**What to do:** Return, word for word, every line that follows.

(Collected data entries)
====

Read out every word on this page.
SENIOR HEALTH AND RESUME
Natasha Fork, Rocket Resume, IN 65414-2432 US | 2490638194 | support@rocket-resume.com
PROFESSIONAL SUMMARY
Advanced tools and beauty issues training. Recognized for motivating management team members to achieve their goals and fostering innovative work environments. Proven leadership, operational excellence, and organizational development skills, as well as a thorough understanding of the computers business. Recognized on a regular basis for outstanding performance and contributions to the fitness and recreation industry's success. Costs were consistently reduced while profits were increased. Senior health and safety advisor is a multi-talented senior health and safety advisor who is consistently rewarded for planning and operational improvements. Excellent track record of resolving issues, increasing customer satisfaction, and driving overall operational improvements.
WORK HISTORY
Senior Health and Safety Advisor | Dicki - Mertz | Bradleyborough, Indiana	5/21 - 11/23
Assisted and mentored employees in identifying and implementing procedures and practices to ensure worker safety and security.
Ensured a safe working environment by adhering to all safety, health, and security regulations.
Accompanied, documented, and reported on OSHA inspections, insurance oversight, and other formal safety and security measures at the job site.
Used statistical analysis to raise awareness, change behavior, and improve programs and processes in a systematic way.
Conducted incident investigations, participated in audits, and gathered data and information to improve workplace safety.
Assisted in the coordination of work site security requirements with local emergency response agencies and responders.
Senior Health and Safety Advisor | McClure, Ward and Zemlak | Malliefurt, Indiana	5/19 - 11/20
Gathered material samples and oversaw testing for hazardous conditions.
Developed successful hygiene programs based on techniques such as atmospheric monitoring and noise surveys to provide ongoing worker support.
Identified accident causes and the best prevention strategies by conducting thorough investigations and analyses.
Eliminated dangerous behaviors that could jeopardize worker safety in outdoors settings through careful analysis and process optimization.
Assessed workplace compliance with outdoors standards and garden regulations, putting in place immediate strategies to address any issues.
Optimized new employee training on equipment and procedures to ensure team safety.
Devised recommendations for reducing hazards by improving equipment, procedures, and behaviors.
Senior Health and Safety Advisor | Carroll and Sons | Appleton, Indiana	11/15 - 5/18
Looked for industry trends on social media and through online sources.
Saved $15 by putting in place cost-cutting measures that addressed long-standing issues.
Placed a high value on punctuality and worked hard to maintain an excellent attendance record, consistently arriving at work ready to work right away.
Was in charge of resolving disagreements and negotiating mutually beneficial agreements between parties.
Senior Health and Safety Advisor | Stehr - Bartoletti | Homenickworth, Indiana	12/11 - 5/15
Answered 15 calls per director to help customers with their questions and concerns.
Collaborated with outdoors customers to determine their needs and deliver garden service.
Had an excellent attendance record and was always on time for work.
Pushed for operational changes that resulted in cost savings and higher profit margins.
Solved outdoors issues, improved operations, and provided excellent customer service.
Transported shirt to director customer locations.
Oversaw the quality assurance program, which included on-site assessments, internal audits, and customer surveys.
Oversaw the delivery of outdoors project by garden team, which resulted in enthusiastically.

====

**Exercise result:**
Read out every word on this page.
SENIOR HEALTH AND RESUME
Natasha Fork, Rocket Resume, IN 65414-2432 US | 2490638194 | support@rocket-resume.com
PROFESSIONAL SUMMARY
Advanced tools and beauty issues training. Recognized for motivating management team members to achieve their goals and fostering innovative work environments. Proven leadership, operational excellence, and organizational development skills, as well as a thorough understanding of the computers business. Recognized on a regular basis for outstanding performance and contributions to the fitness and recreation industry's success. Costs were consistently reduced while profits were increased. Senior health and safety advisor is a multi-talented senior health and safety advisor who is consistently rewarded for planning and operational improvements. Excellent track record of resolving issues, increasing customer satisfaction, and driving overall operational improvements.
WORK HISTORY
Senior Health and Safety Advisor | Dicki - Mertz | Bradleyborough, Indiana	5/21 - 11/23
Assisted and mentored employees in identifying and implementing procedures and practices to ensure worker safety and security.
Ensured a safe working environment by adhering to all safety, health, and security regulations.
Accompanied, documented, and reported on OSHA inspections, insurance oversight, and other formal safety and security measures at the job site.
Used statistical analysis to raise awareness, change behavior, and improve programs and processes in a systematic way.
Conducted incident investigations, participated in audits, and gathered data and information to improve workplace safety.
Assisted in the coordination of work site security requirements with local emergency response agencies and responders.
Senior Health and Safety Advisor | McClure, Ward and Zemlak | Malliefurt, Indiana	5/19 - 11/20
Gathered material samples and oversaw testing for hazardous conditions.
Developed successful hygiene programs based on techniques such as atmospheric monitoring and noise surveys to provide ongoing worker support.
Identified accident causes and the best prevention strategies by conducting thorough investigations and analyses.
Eliminated dangerous behaviors that could jeopardize worker safety in outdoors settings through careful analysis and process optimization.
Assessed workplace compliance with outdoors standards and garden regulations, putting in place immediate strategies to address any issues.
Optimized new employee training on equipment and procedures to ensure team safety.
Devised recommendations for reducing hazards by improving equipment, procedures, and behaviors.
Senior Health and Safety Advisor | Carroll and Sons | Appleton, Indiana	11/15 - 5/18
Looked for industry trends on social media and through online sources.
Saved $15 by putting in place cost-cutting measures that addressed long-standing issues.
Placed a high value on punctuality and worked hard to maintain an excellent attendance record, consistently arriving at work ready to work right away.
Was in charge of resolving disagreements and negotiating mutually beneficial agreements between parties.
Senior Health and Safety Advisor | Stehr - Bartoletti | Homenickworth, Indiana	12/11 - 5/15
Answered 15 calls per director to help customers with their questions and concerns.
Collaborated with outdoors customers to determine their needs and deliver garden service.
Had an excellent attendance record and was always on time for work.
Pushed for operational changes that resulted in cost savings and higher profit margins.
Solved outdoors issues, improved operations, and provided excellent customer service.
Transported shirt to director customer locations.
Oversaw the quality assurance program, which included on-site assessments, internal audits, and customer surveys.
Oversaw the delivery of outdoors project by garden team, which resulted in enthusiastically.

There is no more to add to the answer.